#### [Reading passage]
──────────────────────────────

Cujo

The impact of Stephen King on the literary horror scene in the mid-seventies cannot be underestimated, with each of his novels adapted for film or television adaptation before readers had even had the chance to dive into them, Carrie, ‘Salem’s Lot, The Shining, The Stand (lost in development hell for the longest time), The Dead Zone and Firestarter, so it was not surprising when 1981’s Cujo was swiftly optioned.

Developed by Daniel H Blatt, a producer on The Howling, the original script written by King himself departed significantly from the novel, with two further drafts by Don Carlos Dunaway and Lauren Currier bringing it back to the text then streamlining the action, King’s vast novels often requiring a format more akin to a three-hour miniseries and unwieldy as a single feature film.

The novel released in late 1981, like much of King’s work it was set in Maine, the town of Castle Rock, where the Trenton family live, mother Donna, father Vic and their young son Tad who suffers from recurring nightmares which are as nothing compared to what he and his mother must face when Vic leaves town for a few days on business.

──────────────────────────────

#### [Exercise requirements]
Copy the Cujo text from "Developed by Daniel" up to and including "days on business.", substituting "Derry" for "Castle Rock".

[Stored items from a collection]

──────────────────────────────

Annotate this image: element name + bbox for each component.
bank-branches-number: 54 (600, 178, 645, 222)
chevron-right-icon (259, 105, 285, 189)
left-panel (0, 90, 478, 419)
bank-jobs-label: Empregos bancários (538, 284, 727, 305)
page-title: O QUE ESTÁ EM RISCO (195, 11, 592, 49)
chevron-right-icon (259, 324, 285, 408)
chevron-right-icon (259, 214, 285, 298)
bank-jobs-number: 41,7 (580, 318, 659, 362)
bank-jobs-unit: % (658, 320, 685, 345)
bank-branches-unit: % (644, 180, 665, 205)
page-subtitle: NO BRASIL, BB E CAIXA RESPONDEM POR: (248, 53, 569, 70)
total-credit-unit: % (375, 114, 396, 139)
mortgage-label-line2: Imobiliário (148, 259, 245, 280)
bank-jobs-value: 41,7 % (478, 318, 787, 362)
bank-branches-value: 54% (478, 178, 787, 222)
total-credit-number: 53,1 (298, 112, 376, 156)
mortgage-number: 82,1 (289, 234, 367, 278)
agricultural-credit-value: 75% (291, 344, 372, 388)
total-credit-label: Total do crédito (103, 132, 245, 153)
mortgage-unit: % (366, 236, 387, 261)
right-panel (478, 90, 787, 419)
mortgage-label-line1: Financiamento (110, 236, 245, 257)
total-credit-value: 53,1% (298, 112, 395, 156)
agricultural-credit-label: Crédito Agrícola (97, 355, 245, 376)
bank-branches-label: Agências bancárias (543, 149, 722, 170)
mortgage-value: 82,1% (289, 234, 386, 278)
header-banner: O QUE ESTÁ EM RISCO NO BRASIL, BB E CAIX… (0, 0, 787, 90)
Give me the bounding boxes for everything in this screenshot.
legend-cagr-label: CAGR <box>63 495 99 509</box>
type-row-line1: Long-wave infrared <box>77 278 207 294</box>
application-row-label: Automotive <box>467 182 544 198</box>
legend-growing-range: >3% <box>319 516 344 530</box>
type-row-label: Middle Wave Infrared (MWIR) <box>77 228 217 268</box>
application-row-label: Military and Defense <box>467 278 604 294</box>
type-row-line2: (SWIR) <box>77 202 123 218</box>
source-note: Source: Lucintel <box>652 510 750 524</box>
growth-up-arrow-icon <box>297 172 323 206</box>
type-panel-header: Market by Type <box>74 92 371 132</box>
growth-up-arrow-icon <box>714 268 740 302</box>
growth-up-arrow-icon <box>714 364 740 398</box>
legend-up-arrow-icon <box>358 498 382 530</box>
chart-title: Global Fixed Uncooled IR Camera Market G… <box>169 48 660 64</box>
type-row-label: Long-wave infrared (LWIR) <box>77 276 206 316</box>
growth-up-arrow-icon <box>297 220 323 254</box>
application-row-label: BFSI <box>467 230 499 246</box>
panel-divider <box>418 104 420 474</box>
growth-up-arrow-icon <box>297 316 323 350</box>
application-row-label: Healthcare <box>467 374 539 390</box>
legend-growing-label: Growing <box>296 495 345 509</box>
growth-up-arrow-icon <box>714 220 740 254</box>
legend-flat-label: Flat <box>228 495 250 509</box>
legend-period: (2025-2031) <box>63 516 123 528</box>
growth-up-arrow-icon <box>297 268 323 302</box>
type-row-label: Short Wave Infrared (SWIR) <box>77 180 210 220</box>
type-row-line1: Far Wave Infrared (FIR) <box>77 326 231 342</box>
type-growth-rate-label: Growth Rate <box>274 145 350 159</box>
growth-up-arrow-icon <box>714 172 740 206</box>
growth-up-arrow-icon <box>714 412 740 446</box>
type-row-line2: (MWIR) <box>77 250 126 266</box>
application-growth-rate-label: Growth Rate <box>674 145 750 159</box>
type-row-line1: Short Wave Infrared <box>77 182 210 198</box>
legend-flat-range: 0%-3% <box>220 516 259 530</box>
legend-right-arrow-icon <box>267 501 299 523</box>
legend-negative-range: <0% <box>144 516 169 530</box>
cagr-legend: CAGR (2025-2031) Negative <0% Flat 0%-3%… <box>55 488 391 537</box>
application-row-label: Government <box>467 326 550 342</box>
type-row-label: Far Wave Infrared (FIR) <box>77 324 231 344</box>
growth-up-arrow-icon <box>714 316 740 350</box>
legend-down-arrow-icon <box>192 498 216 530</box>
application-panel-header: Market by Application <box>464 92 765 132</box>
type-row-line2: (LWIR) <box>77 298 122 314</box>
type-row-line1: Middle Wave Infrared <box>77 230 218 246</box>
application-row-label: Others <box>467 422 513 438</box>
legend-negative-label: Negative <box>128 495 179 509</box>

──────────────────────────────

#### [Solution for this task]
Developed by Daniel H Blatt, a producer on The Howling, the original script written by King himself departed significantly from the novel, with two further drafts by Don Carlos Dunaway and Lauren Currier bringing it back to the text then streamlining the action, King’s vast novels often requiring a format more akin to a three-hour miniseries and unwieldy as a single feature film.

The novel released in late 1981, like much of King’s work it was set in Maine, the town of Derry, where the Trenton family live, mother Donna, father Vic and their young son Tad who suffers from recurring nightmares which are as nothing compared to what he and his mother must face when Vic leaves town for a few days on business.